Passage shown:
↓

Performance tracking and traceability of the training
Trainers can organize training sessions and monitor the progress of the workers using:
- Progression panel for each operator
- Performance indicators (scores, time spent, detailed errors)
- Simulation replay of the training session
This software is a way for trainers to be autonomous on all aspects of the practical training.

Potential Impact:
INTRODUCTION

Since the beginning of the project, the outcomes of TOSCA were expected to have relevant societal implications. Process Industries are becoming more and more complex because of different factors:
• New technologies and products are continually developed and improved
• In the globalization age, markets for products become more international
• Mergers, acquisitions and changes in partnerships happen regularly.

This determined a lot of challenges on process industries and their ability to properly manage all the risks. It is worth to underline that up to now, changes in the process industries have been mainly of a technological nature and many human, organizational and systemic factors were taken into account at a late stage in system development. On the contrary, in the framework of modern globalisation and new international market, the process industries have to cope both with technological and societal changes. The challenge faced by TOSCA was to be able to anticipate and manage complex system interactions before they are manifest in operational emergencies and use operational experience more effectively as a preventive resource.

The objective of the project was to deliver a “ready to apply” integrated risk information system comprising a modelling approach, a risk methodology and a set of IT tools for total performance management in running, outsourcing and subcontracting safety critical activities recommended in the ISO 31000) that is transferable across different domains and organizational sizes.

↑

[A series of records]
↓

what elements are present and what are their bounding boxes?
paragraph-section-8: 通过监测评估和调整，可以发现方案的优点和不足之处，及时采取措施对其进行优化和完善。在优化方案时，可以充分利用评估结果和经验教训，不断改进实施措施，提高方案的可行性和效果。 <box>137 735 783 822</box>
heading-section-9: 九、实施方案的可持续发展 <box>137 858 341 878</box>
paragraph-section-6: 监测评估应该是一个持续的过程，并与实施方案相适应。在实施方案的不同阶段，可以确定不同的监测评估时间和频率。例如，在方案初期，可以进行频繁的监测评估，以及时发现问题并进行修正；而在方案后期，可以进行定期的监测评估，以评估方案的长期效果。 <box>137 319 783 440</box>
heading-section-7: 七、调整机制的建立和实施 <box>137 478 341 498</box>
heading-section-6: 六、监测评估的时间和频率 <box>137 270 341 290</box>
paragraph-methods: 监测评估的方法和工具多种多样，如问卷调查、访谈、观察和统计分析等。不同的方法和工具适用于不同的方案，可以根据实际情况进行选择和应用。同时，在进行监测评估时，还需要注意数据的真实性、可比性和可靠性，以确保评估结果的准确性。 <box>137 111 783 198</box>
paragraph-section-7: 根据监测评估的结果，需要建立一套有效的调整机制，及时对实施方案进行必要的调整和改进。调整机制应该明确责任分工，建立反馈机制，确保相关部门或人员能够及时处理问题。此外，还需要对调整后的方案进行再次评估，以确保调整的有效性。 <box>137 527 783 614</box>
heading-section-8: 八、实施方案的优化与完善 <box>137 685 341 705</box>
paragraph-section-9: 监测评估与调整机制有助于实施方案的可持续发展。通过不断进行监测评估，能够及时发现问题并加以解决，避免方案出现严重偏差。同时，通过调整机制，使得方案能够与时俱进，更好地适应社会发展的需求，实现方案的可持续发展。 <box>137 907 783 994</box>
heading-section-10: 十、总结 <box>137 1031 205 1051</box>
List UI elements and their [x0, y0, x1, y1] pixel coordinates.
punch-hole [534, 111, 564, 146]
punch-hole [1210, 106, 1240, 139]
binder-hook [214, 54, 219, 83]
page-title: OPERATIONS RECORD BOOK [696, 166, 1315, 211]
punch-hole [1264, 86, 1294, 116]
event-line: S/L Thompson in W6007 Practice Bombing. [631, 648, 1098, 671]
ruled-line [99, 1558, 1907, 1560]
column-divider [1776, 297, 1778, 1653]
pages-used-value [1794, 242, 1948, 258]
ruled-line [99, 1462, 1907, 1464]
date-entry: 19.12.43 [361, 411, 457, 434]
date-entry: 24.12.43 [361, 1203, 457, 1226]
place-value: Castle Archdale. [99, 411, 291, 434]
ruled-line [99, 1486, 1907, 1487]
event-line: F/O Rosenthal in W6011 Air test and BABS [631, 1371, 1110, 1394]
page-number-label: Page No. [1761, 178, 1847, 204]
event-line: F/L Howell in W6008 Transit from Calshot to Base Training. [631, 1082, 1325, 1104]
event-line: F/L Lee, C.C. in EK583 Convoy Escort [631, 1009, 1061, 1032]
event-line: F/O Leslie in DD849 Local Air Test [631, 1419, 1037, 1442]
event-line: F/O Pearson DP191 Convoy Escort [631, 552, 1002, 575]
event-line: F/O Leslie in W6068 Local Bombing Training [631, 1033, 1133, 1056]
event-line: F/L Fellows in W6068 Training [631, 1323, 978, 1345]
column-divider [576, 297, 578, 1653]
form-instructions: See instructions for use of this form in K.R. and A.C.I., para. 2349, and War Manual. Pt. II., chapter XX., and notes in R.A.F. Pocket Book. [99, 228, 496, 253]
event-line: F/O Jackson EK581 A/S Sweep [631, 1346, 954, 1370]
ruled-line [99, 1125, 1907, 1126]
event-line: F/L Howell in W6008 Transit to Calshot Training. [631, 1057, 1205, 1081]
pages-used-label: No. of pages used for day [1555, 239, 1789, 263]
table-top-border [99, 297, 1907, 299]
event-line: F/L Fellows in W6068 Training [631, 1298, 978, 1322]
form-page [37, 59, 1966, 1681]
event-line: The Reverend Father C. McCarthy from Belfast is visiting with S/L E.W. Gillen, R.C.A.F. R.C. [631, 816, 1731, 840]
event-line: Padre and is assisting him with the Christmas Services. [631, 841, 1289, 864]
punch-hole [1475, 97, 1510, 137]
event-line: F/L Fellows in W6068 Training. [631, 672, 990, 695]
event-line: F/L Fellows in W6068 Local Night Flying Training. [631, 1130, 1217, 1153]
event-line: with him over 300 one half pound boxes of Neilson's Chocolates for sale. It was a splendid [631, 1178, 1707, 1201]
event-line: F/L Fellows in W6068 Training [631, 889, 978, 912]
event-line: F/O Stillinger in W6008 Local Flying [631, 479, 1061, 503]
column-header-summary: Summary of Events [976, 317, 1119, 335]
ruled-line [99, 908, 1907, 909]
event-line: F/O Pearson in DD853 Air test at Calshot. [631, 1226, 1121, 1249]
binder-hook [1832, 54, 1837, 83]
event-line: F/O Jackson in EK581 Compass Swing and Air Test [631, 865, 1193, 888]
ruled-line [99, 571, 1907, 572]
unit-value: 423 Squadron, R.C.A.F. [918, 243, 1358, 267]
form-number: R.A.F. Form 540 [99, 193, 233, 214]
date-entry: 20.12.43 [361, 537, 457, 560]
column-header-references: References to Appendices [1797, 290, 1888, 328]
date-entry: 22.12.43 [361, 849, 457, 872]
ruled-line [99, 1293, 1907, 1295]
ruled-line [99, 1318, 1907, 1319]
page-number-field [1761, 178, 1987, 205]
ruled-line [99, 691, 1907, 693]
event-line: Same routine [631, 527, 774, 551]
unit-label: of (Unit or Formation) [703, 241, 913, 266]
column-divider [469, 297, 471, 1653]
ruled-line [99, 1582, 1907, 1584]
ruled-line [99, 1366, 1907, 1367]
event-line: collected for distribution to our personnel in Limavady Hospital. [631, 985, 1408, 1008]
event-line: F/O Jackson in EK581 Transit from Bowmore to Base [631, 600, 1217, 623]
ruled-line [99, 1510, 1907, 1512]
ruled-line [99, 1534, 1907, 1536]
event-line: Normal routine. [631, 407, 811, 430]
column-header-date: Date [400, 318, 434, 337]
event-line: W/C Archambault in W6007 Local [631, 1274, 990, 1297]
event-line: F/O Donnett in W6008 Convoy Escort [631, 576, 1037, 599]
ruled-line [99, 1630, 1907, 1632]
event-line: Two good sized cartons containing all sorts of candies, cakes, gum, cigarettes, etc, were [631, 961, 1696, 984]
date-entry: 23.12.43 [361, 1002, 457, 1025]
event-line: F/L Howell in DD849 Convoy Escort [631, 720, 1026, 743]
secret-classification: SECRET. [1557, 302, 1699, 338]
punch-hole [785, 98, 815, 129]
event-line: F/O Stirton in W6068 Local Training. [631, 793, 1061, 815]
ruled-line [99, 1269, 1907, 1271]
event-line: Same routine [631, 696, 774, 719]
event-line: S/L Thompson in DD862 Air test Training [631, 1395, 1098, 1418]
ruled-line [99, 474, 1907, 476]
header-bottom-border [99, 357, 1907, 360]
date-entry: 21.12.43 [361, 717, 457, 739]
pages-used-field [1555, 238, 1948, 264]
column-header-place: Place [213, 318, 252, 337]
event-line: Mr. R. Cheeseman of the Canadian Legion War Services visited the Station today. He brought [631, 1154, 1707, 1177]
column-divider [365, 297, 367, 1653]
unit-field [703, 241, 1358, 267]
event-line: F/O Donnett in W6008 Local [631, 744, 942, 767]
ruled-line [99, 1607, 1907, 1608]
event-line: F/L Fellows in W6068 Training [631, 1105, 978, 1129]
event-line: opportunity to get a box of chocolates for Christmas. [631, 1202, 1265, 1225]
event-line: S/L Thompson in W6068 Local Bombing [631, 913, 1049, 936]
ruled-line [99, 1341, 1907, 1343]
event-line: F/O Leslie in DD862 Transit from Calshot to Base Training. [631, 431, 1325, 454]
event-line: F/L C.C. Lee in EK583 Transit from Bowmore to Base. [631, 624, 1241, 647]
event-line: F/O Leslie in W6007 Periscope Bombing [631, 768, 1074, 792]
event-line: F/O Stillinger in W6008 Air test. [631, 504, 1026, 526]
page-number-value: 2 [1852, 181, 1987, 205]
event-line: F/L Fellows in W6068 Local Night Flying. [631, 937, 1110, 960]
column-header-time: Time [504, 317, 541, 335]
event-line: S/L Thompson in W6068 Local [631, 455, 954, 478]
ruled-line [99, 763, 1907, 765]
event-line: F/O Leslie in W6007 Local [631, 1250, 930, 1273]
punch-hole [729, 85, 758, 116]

↑

In the TOSCA project text above, which three means do trainers use to monitor the progress of workers?

Solution for this exercise: They use a progression panel for each operator, performance indicators (scores, time spent, detailed errors), and a simulation replay of the training session.